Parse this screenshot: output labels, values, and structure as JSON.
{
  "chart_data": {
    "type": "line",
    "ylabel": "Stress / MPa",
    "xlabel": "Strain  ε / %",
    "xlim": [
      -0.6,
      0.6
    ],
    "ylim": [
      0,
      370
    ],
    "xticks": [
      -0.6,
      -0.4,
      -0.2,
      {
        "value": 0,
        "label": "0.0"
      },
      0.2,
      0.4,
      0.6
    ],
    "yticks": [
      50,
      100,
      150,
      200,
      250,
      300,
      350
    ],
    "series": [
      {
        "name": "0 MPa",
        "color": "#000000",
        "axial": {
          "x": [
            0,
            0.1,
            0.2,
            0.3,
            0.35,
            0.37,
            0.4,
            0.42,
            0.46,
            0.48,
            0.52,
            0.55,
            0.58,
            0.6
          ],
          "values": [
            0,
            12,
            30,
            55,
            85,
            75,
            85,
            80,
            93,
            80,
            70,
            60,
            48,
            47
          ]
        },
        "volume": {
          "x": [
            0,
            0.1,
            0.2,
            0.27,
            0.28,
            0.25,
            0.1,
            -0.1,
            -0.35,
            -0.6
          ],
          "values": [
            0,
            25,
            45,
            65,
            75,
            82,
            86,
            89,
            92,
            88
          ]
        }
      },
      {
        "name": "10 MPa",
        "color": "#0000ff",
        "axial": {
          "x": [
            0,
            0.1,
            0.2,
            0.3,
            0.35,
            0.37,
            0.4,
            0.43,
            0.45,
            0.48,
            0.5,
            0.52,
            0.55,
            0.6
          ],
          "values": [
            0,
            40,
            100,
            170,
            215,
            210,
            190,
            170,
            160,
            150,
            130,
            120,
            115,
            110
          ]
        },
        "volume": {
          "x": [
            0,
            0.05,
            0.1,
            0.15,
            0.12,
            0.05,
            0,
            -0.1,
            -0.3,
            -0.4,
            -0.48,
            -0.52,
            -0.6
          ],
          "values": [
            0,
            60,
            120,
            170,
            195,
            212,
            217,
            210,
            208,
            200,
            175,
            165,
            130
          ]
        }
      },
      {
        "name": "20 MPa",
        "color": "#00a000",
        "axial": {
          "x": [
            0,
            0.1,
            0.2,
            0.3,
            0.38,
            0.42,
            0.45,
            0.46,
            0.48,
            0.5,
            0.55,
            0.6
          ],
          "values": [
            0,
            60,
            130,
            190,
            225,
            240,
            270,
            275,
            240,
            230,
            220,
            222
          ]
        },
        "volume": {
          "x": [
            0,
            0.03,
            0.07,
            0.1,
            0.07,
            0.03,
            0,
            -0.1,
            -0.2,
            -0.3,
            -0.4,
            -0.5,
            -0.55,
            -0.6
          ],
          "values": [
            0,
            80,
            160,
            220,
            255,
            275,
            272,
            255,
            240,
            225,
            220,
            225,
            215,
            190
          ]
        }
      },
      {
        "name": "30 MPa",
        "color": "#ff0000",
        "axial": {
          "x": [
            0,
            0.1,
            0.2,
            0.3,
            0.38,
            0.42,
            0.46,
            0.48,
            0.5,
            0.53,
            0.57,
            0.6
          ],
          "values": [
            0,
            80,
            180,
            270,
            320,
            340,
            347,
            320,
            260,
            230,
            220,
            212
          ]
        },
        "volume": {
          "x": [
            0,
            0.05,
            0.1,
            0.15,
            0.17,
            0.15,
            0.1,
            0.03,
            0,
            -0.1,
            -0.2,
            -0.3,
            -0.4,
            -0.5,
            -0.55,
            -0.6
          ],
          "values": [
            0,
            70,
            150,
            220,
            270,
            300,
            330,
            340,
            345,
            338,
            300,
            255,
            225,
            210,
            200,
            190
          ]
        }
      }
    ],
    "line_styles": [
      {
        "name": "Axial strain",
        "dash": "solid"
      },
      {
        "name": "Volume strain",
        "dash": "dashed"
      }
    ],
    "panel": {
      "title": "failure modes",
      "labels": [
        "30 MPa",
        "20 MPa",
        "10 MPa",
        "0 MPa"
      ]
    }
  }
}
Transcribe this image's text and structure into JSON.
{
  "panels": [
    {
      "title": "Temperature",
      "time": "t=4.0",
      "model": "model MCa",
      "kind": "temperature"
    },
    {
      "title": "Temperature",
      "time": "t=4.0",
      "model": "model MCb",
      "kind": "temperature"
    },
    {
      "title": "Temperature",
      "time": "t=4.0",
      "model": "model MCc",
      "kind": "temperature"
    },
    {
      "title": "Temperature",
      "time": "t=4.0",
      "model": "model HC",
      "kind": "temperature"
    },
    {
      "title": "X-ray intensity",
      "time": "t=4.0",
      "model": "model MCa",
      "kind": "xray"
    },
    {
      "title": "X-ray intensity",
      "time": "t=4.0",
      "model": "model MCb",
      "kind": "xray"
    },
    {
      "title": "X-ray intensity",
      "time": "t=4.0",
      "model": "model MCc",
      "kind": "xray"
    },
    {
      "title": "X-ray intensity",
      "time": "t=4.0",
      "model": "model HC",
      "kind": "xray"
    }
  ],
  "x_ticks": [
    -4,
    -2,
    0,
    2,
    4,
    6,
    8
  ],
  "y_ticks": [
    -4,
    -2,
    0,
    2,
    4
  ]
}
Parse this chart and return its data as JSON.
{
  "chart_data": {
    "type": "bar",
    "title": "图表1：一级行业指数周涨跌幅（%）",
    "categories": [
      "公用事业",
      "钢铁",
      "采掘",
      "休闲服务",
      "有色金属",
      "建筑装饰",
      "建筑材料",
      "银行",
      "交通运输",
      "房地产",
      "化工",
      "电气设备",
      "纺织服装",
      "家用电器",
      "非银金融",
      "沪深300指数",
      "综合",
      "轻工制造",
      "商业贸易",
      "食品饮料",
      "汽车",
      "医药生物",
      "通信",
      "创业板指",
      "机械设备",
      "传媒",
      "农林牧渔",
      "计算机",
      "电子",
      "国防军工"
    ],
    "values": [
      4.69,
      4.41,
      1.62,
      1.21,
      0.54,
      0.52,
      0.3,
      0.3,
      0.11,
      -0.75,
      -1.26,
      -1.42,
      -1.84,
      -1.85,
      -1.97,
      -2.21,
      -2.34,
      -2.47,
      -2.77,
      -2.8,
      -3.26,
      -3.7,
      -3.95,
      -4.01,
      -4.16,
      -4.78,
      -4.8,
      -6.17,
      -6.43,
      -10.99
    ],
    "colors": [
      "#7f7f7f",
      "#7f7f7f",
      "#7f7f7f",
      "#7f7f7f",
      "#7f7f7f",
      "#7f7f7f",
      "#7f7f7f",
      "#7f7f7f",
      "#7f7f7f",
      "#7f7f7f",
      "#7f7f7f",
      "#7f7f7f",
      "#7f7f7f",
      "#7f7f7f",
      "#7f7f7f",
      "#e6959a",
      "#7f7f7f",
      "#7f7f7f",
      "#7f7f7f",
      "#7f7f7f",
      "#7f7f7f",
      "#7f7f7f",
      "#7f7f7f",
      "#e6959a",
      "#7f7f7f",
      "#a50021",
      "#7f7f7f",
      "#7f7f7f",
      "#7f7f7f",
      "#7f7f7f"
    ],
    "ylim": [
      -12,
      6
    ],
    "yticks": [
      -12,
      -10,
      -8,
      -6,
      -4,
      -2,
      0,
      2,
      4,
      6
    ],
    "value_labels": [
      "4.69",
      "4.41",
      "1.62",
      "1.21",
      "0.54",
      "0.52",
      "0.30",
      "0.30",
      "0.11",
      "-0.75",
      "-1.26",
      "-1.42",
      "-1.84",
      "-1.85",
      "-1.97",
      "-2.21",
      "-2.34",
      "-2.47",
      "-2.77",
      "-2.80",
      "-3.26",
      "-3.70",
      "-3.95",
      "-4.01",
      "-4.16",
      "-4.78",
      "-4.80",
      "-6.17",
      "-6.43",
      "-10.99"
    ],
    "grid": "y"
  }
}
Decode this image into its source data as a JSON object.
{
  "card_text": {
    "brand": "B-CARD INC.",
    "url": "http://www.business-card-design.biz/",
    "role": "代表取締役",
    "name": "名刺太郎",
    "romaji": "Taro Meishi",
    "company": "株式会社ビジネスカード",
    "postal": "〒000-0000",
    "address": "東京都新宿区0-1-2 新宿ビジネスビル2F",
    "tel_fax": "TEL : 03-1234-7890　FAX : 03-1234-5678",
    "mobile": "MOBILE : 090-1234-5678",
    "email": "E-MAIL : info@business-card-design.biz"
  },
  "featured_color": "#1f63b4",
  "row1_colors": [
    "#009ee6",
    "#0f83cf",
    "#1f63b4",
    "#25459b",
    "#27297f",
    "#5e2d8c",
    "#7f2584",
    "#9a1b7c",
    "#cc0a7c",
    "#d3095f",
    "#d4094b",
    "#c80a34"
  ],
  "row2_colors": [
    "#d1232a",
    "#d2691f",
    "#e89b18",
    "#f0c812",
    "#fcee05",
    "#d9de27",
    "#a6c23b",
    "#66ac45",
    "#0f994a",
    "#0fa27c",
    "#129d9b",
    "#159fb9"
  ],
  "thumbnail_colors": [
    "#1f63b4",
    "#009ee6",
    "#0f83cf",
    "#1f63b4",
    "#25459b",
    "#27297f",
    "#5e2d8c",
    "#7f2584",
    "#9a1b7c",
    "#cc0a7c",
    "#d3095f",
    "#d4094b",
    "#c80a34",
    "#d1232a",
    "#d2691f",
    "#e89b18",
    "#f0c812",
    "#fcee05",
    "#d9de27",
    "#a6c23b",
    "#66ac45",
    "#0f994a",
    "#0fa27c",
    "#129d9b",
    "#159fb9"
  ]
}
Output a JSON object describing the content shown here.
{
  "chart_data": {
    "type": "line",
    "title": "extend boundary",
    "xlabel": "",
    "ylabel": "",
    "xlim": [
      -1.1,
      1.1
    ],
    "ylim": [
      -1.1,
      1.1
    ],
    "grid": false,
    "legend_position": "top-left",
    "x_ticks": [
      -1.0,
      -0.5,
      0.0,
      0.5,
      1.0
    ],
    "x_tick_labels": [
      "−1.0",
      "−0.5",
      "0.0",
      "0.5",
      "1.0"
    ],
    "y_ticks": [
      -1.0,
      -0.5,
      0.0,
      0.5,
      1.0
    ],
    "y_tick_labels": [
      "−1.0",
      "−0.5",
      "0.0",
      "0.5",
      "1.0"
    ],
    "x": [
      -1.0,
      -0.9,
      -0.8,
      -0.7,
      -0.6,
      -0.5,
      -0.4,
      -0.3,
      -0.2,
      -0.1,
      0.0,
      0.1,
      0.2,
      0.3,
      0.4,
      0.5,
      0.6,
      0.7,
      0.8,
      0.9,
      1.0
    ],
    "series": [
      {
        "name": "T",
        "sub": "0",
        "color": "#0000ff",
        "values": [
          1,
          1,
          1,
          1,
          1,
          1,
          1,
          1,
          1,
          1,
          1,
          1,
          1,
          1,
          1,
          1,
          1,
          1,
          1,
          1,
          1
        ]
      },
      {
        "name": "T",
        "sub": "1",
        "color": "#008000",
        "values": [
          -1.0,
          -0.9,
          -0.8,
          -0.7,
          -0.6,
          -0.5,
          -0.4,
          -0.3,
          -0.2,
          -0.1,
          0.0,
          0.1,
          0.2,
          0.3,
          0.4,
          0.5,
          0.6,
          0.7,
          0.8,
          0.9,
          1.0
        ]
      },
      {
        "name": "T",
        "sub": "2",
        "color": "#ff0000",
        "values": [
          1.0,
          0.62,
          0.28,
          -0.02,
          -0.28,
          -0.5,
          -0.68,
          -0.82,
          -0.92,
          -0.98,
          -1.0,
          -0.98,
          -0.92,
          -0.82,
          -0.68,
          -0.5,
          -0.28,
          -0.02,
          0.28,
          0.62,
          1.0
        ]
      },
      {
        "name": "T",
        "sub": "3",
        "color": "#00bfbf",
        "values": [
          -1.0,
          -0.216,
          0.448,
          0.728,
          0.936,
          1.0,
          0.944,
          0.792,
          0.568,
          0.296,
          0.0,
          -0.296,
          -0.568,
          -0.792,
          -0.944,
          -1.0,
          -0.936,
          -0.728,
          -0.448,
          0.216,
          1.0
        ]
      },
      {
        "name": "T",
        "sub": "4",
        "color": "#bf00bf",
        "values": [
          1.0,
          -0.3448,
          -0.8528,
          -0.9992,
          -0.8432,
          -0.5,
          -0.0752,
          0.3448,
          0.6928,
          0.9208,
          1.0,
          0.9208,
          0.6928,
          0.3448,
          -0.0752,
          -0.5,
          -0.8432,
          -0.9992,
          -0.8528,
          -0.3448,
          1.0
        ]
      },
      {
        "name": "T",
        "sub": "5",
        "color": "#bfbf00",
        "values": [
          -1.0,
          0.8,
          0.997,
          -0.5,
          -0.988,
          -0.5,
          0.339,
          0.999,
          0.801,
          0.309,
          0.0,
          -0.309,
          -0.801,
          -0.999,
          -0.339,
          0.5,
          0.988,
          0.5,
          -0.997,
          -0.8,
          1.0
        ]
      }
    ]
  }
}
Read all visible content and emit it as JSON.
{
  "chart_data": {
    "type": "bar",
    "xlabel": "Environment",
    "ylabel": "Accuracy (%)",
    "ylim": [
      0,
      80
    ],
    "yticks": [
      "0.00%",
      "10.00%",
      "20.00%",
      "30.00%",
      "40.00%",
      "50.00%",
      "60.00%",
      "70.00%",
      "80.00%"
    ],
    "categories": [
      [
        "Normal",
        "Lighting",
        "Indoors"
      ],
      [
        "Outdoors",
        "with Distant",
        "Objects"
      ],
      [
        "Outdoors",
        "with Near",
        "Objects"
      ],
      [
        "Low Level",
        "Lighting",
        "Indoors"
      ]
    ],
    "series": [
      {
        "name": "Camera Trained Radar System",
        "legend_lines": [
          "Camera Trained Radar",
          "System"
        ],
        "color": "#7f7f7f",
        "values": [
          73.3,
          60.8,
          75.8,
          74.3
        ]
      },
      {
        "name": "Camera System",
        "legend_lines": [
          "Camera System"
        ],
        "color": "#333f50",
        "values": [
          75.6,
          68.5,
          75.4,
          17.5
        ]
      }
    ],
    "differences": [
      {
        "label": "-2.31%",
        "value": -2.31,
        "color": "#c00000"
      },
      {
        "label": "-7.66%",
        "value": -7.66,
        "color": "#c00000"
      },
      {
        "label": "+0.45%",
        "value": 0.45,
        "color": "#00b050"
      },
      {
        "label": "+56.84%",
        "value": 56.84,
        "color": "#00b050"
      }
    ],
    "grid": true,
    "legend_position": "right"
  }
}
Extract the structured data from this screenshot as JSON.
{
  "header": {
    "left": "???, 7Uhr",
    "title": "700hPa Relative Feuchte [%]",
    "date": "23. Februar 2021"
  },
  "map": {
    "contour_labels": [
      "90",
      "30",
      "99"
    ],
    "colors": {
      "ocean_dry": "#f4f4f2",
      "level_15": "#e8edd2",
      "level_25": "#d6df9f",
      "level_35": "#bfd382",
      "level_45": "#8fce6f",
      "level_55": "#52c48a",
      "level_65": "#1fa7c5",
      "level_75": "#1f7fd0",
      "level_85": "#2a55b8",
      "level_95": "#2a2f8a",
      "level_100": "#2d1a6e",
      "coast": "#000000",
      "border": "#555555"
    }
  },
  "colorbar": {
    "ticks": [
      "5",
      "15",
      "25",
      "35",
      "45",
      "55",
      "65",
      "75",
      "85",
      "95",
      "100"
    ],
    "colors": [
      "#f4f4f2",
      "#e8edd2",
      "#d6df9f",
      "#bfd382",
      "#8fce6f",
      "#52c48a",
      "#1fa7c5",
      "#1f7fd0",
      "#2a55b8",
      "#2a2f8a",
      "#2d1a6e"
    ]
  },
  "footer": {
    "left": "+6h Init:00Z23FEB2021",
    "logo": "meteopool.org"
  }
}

* TASK INSTRUCTIONS: From the listing above, copy every line that holds the string "Camera".

* FULL ANSWER:
        "name": "Camera Trained Radar System",
          "Camera Trained Radar",
        "name": "Camera System",
          "Camera System"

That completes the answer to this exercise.